What you are asked to do
Look through the records and report how many lines include the word "учетной", with no other words.

Dataset records
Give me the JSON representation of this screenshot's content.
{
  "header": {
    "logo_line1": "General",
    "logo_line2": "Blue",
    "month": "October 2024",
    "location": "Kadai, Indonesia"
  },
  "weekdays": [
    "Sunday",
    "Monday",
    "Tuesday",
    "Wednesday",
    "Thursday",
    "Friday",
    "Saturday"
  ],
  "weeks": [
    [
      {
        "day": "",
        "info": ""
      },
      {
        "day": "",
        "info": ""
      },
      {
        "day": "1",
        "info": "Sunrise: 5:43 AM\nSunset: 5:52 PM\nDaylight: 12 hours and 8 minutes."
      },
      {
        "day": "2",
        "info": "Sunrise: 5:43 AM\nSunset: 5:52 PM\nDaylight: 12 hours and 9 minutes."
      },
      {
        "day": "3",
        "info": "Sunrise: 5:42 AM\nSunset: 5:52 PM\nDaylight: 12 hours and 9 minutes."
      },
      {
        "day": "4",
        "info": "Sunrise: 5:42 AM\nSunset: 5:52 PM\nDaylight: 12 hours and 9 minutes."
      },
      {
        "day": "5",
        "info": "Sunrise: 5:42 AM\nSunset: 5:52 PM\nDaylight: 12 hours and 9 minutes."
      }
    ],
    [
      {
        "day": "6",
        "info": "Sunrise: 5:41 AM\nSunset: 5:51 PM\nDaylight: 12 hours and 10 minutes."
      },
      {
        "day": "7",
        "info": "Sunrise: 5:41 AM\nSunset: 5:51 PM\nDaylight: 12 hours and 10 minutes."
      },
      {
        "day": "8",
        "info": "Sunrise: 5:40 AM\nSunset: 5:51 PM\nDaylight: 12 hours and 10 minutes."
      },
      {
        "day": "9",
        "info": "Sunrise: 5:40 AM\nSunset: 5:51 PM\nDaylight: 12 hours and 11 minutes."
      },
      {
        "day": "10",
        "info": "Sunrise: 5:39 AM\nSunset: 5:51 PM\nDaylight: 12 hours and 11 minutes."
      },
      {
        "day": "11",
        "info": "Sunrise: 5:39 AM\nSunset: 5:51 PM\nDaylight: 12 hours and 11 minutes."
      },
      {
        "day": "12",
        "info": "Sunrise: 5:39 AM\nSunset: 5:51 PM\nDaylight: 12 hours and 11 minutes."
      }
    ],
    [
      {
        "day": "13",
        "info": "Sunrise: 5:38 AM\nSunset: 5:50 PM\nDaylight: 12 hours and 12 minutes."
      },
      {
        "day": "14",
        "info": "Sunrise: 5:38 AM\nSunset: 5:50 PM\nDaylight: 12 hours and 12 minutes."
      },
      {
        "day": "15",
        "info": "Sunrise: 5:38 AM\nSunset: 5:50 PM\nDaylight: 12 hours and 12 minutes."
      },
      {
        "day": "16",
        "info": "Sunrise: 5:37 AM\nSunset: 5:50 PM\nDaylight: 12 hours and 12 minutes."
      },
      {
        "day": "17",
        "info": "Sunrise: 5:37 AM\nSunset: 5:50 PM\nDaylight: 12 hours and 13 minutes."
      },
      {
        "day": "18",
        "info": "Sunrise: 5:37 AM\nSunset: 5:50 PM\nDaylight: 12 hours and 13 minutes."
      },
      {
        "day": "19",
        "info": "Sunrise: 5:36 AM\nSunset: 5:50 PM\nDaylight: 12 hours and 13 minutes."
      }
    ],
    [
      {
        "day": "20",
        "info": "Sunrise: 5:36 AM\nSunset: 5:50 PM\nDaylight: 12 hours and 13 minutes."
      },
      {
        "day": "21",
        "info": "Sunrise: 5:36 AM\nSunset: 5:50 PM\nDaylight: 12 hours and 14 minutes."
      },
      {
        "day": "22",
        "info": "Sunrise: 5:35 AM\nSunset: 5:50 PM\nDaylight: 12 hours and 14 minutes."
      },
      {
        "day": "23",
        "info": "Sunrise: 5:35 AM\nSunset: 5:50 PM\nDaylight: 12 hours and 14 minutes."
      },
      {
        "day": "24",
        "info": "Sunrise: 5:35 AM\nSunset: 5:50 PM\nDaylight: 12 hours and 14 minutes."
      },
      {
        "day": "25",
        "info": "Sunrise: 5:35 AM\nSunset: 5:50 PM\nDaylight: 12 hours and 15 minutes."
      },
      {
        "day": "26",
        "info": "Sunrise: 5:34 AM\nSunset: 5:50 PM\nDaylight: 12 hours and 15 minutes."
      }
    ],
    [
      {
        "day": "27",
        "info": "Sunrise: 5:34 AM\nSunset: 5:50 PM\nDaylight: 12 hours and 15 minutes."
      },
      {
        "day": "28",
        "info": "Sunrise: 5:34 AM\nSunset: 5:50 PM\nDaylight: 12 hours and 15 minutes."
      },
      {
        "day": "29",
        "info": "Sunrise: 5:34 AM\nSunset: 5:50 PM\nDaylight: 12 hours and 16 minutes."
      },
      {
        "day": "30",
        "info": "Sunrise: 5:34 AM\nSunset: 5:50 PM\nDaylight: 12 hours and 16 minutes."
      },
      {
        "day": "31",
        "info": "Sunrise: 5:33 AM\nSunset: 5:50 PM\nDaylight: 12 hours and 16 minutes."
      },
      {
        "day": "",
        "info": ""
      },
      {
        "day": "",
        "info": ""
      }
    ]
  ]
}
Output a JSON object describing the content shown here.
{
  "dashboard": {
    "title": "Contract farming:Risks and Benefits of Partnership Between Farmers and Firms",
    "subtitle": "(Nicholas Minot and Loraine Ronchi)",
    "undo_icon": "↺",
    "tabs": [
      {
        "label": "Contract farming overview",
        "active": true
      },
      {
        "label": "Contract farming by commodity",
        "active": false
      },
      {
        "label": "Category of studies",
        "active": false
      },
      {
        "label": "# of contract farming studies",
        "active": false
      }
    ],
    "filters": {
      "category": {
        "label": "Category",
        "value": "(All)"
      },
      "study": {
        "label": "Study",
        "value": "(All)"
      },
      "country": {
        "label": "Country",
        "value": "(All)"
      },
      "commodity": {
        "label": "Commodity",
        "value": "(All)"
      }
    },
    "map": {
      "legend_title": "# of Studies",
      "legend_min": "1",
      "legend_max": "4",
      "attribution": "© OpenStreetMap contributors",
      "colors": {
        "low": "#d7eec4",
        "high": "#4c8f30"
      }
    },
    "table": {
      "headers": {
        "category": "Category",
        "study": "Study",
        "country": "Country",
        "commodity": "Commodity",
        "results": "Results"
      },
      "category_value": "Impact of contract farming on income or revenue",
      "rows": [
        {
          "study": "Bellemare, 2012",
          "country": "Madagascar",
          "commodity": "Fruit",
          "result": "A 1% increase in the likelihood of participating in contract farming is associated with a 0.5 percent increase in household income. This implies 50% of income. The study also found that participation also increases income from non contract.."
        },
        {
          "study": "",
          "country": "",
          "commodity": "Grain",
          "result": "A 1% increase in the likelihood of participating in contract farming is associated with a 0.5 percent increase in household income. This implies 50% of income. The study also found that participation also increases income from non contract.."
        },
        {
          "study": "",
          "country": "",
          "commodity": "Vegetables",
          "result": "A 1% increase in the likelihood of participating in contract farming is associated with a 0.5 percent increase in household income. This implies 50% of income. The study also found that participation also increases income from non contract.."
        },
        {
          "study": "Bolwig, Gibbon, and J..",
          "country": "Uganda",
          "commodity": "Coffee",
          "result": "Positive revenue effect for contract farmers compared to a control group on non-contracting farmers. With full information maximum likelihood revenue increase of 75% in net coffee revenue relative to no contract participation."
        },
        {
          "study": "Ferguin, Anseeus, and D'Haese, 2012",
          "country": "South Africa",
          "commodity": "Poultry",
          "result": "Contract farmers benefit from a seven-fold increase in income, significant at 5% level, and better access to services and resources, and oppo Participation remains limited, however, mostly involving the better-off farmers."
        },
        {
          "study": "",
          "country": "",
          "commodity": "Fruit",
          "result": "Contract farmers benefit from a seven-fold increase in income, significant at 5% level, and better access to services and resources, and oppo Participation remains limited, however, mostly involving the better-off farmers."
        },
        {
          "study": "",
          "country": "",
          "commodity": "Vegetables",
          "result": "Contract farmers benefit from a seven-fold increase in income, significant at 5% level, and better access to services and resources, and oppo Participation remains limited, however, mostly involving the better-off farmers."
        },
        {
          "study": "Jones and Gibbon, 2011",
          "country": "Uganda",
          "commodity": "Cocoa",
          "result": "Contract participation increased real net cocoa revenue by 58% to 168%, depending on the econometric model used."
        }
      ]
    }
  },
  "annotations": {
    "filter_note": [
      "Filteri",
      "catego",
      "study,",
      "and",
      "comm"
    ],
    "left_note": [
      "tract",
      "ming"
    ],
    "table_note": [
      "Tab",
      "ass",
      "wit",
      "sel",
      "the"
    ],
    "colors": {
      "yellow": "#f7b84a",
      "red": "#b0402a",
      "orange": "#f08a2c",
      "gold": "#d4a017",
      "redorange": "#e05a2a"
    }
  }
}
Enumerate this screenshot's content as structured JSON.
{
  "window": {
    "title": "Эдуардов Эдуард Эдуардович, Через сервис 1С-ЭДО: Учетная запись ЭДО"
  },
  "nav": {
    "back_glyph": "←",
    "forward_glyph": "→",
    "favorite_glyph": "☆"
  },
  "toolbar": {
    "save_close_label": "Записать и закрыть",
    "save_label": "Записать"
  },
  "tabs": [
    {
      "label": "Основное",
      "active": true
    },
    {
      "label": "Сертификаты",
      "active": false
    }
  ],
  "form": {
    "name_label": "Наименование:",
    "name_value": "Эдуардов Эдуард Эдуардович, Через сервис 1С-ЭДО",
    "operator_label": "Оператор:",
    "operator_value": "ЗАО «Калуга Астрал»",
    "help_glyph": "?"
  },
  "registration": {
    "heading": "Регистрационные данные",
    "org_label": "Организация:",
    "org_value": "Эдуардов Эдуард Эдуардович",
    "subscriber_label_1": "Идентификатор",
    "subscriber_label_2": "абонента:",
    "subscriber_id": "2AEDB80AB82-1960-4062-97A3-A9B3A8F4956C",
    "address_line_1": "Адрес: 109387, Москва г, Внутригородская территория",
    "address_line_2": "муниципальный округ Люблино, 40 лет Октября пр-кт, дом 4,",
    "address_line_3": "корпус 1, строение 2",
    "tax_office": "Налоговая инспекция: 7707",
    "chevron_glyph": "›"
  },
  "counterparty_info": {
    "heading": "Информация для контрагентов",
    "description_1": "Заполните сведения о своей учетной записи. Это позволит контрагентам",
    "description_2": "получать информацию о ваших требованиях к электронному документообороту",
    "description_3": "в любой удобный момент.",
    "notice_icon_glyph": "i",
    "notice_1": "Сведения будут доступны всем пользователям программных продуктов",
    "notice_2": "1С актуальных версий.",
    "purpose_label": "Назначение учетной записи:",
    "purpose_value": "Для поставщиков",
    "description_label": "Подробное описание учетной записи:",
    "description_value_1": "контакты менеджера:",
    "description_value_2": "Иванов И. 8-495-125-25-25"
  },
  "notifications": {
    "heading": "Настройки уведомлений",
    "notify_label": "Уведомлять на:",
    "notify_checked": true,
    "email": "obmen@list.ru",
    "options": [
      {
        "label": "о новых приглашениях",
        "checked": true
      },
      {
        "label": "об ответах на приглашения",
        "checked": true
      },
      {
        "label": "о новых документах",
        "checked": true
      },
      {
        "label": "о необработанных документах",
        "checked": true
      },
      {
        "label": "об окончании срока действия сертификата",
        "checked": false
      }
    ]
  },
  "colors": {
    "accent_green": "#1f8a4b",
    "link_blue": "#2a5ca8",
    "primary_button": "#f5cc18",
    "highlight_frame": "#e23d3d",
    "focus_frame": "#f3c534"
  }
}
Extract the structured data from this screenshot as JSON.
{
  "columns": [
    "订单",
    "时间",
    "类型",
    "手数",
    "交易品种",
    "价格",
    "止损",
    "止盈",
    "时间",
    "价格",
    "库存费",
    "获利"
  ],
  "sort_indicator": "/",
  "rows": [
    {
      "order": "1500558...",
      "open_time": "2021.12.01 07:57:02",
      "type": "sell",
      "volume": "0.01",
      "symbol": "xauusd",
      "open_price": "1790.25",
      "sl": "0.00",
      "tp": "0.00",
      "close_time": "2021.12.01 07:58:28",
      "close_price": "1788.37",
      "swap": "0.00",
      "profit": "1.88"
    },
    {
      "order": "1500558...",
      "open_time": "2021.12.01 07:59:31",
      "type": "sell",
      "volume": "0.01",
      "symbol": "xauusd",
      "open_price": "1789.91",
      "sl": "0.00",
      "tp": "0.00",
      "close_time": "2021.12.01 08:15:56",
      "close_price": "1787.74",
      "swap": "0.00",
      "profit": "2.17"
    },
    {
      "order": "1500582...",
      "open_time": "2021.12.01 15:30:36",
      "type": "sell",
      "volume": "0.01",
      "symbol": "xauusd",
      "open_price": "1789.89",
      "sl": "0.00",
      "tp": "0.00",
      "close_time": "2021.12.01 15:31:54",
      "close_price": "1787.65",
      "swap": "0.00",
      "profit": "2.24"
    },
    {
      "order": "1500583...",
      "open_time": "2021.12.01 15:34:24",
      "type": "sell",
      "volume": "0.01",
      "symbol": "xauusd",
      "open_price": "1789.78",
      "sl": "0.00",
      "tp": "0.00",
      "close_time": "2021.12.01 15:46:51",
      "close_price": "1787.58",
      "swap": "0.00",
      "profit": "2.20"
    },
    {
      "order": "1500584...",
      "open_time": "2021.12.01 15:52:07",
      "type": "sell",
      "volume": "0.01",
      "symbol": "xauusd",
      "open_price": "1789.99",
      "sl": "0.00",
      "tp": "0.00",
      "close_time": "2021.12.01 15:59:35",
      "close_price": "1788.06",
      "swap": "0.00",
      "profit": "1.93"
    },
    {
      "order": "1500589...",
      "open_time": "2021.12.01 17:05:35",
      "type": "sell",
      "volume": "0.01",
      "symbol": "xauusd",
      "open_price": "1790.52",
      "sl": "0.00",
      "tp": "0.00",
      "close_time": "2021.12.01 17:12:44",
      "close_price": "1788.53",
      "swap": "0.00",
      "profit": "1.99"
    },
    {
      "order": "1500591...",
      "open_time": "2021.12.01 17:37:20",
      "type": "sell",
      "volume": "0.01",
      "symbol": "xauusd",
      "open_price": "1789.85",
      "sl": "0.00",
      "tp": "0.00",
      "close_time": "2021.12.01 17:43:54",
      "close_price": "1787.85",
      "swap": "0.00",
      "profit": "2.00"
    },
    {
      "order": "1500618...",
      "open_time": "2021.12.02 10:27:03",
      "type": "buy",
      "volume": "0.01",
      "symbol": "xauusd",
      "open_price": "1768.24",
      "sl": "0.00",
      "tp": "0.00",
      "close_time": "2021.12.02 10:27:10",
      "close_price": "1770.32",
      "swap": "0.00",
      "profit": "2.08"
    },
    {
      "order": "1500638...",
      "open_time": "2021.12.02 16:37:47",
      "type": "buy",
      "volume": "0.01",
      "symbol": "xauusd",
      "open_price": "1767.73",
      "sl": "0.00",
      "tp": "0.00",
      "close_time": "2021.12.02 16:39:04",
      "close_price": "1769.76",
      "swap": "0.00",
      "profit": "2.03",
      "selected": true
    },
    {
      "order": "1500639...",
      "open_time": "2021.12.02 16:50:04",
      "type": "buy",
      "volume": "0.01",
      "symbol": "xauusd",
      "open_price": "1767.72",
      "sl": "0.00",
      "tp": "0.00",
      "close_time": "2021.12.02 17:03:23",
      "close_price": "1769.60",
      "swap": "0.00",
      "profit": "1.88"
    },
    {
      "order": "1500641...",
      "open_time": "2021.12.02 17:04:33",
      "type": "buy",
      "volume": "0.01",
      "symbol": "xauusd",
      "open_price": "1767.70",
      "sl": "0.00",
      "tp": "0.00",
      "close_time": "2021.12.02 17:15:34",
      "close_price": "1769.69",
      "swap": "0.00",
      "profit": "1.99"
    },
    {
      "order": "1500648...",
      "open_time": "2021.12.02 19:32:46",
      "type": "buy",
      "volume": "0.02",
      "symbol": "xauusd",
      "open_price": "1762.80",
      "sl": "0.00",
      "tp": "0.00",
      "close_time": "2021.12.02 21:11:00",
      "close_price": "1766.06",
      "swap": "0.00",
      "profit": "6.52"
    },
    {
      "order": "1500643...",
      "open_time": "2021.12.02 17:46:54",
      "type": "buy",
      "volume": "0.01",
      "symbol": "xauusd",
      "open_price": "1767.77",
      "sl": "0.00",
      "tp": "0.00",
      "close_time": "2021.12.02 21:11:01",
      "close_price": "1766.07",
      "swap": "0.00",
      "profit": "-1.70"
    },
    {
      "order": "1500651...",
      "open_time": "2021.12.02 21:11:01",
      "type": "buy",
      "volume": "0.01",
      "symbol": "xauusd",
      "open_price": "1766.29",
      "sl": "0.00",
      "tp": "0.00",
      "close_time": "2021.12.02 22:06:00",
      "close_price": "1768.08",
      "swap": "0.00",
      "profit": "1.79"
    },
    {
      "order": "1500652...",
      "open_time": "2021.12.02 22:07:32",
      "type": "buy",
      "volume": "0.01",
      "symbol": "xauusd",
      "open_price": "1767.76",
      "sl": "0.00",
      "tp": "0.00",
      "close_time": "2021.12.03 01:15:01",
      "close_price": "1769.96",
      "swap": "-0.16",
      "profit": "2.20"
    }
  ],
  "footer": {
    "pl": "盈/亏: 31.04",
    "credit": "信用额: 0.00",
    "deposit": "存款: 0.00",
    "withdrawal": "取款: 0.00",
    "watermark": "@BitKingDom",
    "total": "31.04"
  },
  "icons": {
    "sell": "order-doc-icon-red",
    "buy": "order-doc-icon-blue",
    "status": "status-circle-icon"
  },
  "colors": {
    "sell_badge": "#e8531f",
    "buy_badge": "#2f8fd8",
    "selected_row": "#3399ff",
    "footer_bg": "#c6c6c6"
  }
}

Exercise solution
3